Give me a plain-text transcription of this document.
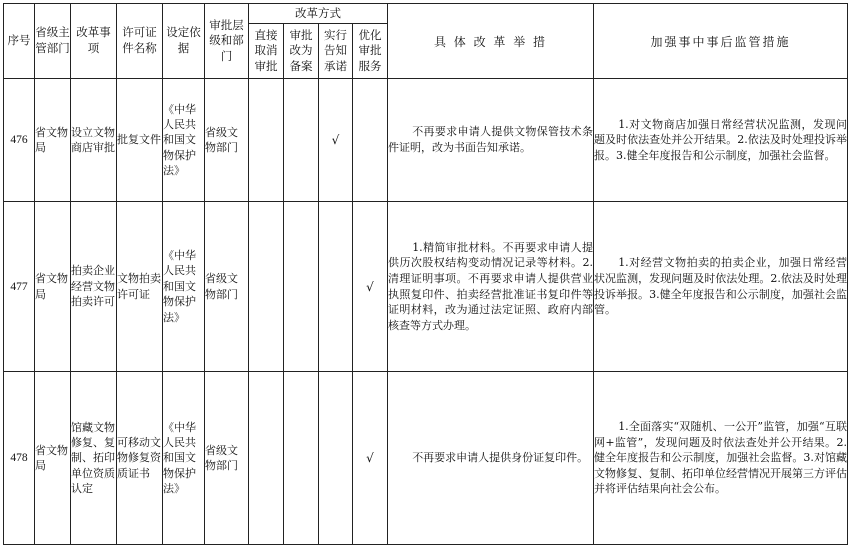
序号	省级主管部门	改革事项	许可证件名称	设定依据	审批层级和部门	改革方式				具 体 改 革 举 措	加强事中事后监管措施
						直接取消审批	审批改为备案	实行告知承诺	优化审批服务		
476	省文物局	设立文物商店审批	批复文件	《中华人民共和国文物保护法》	省级文物部门			√		不再要求申请人提供文物保管技术条件证明，改为书面告知承诺。	1.对文物商店加强日常经营状况监测，发现问题及时依法查处并公开结果。2.依法及时处理投诉举报。3.健全年度报告和公示制度，加强社会监督。
477	省文物局	拍卖企业经营文物拍卖许可	文物拍卖许可证	《中华人民共和国文物保护法》	省级文物部门				√	1.精简审批材料。不再要求申请人提供历次股权结构变动情况记录等材料。2.清理证明事项。不再要求申请人提供营业执照复印件、拍卖经营批准证书复印件等证明材料，改为通过法定证照、政府内部核查等方式办理。	1.对经营文物拍卖的拍卖企业，加强日常经营状况监测，发现问题及时依法处理。2.依法及时处理投诉举报。3.健全年度报告和公示制度，加强社会监管。
478	省文物局	馆藏文物修复、复制、拓印单位资质认定	可移动文物修复资质证书	《中华人民共和国文物保护法》	省级文物部门				√	不再要求申请人提供身份证复印件。	1.全面落实“双随机、一公开”监管，加强“互联网+监管”，发现问题及时依法查处并公开结果。2.健全年度报告和公示制度，加强社会监督。3.对馆藏文物修复、复制、拓印单位经营情况开展第三方评估并将评估结果向社会公布。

**EXERCISE DETAILS:** Copy every entry exactly as written. Pictures are excluded.

**FINISHED ANSWER:**
Give me a plain-text transcription of this document.
序号	省级主管部门	改革事项	许可证件名称	设定依据	审批层级和部门	改革方式				具 体 改 革 举 措	加强事中事后监管措施
						直接取消审批	审批改为备案	实行告知承诺	优化审批服务		
476	省文物局	设立文物商店审批	批复文件	《中华人民共和国文物保护法》	省级文物部门			√		不再要求申请人提供文物保管技术条件证明，改为书面告知承诺。	1.对文物商店加强日常经营状况监测，发现问题及时依法查处并公开结果。2.依法及时处理投诉举报。3.健全年度报告和公示制度，加强社会监督。
477	省文物局	拍卖企业经营文物拍卖许可	文物拍卖许可证	《中华人民共和国文物保护法》	省级文物部门				√	1.精简审批材料。不再要求申请人提供历次股权结构变动情况记录等材料。2.清理证明事项。不再要求申请人提供营业执照复印件、拍卖经营批准证书复印件等证明材料，改为通过法定证照、政府内部核查等方式办理。	1.对经营文物拍卖的拍卖企业，加强日常经营状况监测，发现问题及时依法处理。2.依法及时处理投诉举报。3.健全年度报告和公示制度，加强社会监管。
478	省文物局	馆藏文物修复、复制、拓印单位资质认定	可移动文物修复资质证书	《中华人民共和国文物保护法》	省级文物部门				√	不再要求申请人提供身份证复印件。	1.全面落实“双随机、一公开”监管，加强“互联网+监管”，发现问题及时依法查处并公开结果。2.健全年度报告和公示制度，加强社会监督。3.对馆藏文物修复、复制、拓印单位经营情况开展第三方评估并将评估结果向社会公布。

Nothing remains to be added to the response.